_Short task_
Report all lines from the entries below in which "cropped" appears.
═══
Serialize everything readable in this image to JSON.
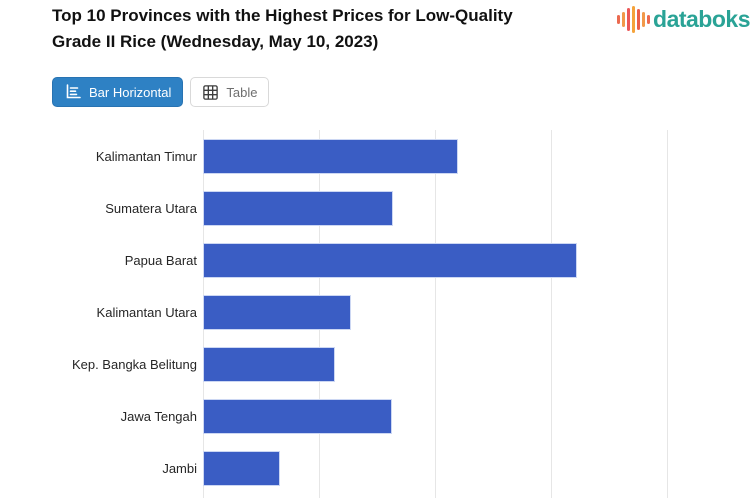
{
  "header": {
    "title": "Top 10 Provinces with the Highest Prices for Low-Quality Grade II Rice (Wednesday, May 10, 2023)",
    "brand": {
      "name": "databoks",
      "text_color": "#2aa396",
      "icon_bar_colors": [
        "#eb6a4f",
        "#f2994a",
        "#eb5757",
        "#f5a33b",
        "#eb5f49",
        "#f2994a",
        "#eb6a4f"
      ]
    }
  },
  "toolbar": {
    "view_buttons": [
      {
        "label": "Bar Horizontal",
        "active": true,
        "icon": "bar-horizontal-icon"
      },
      {
        "label": "Table",
        "active": false,
        "icon": "table-icon"
      }
    ],
    "active_bg": "#2e81c4"
  },
  "chart_data": {
    "type": "bar",
    "orientation": "horizontal",
    "title": "Top 10 Provinces with the Highest Prices for Low-Quality Grade II Rice (Wednesday, May 10, 2023)",
    "categories": [
      "Kalimantan Timur",
      "Sumatera Utara",
      "Papua Barat",
      "Kalimantan Utara",
      "Kep. Bangka Belitung",
      "Jawa Tengah",
      "Jambi"
    ],
    "values": [
      2.2,
      1.64,
      3.22,
      1.28,
      1.14,
      1.63,
      0.66
    ],
    "value_unit": "gridline units (x-axis tick labels cropped out of view)",
    "xlabel": "",
    "ylabel": "",
    "xlim": [
      0,
      4.74
    ],
    "gridline_interval": 1,
    "grid": true,
    "legend": "none",
    "bar_color": "#3a5dc4",
    "bar_border_color": "#ccd7f3",
    "gridline_color": "#e6e6e6",
    "visible_rows": 7,
    "note": "Bottom of chart (x-axis and remaining top-10 bars) is cropped at the image edge"
  }
}
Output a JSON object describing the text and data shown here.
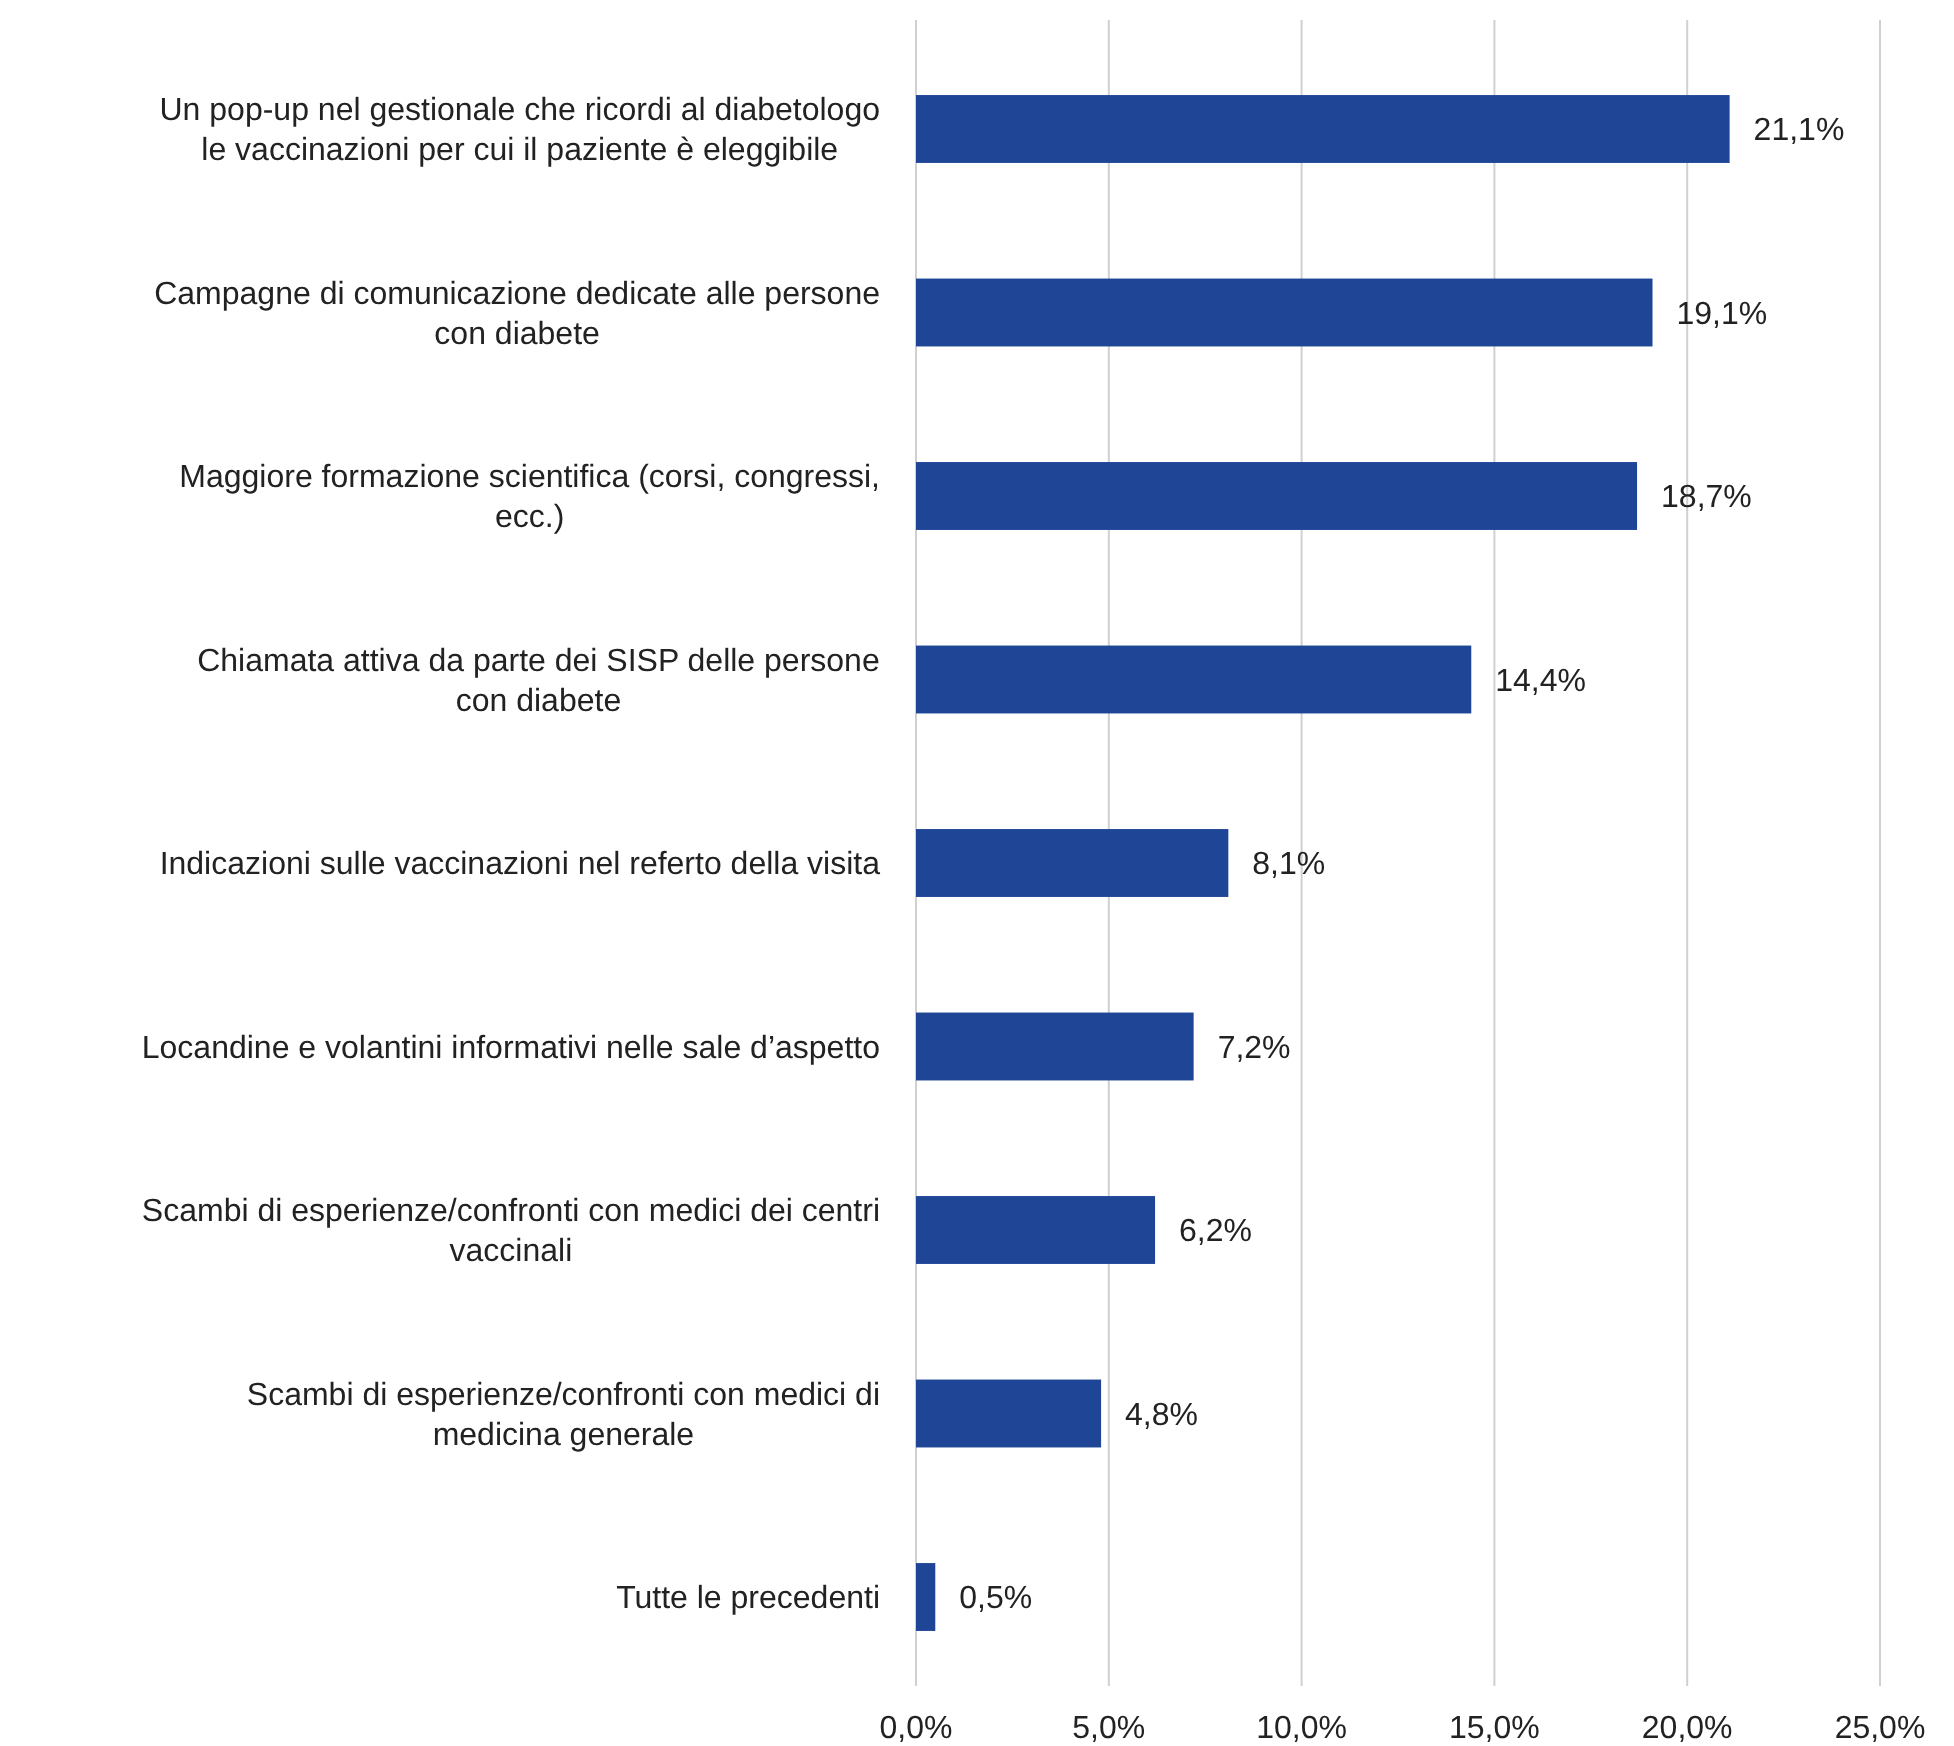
{
  "chart_data": {
    "type": "bar",
    "orientation": "horizontal",
    "categories": [
      "Un pop-up nel gestionale che ricordi al diabetologo le vaccinazioni per cui il paziente è eleggibile",
      "Campagne di comunicazione dedicate alle persone con diabete",
      "Maggiore formazione scientifica (corsi, congressi, ecc.)",
      "Chiamata attiva da parte dei SISP delle persone con diabete",
      "Indicazioni sulle vaccinazioni nel referto della visita",
      "Locandine e volantini informativi nelle sale d’aspetto",
      "Scambi di esperienze/confronti con medici dei centri vaccinali",
      "Scambi di esperienze/confronti con medici di medicina generale",
      "Tutte le precedenti"
    ],
    "values": [
      21.1,
      19.1,
      18.7,
      14.4,
      8.1,
      7.2,
      6.2,
      4.8,
      0.5
    ],
    "value_labels": [
      "21,1%",
      "19,1%",
      "18,7%",
      "14,4%",
      "8,1%",
      "7,2%",
      "6,2%",
      "4,8%",
      "0,5%"
    ],
    "color": "#1f4597",
    "xlim": [
      0,
      25
    ],
    "xticks": [
      {
        "value": 0,
        "label": "0,0%"
      },
      {
        "value": 5,
        "label": "5,0%"
      },
      {
        "value": 10,
        "label": "10,0%"
      },
      {
        "value": 15,
        "label": "15,0%"
      },
      {
        "value": 20,
        "label": "20,0%"
      },
      {
        "value": 25,
        "label": "25,0%"
      }
    ],
    "grid": "x"
  }
}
═══
_The reply_
    "value_unit": "gridline units (x-axis tick labels cropped out of view)",
    "note": "Bottom of chart (x-axis and remaining top-10 bars) is cropped at the image edge"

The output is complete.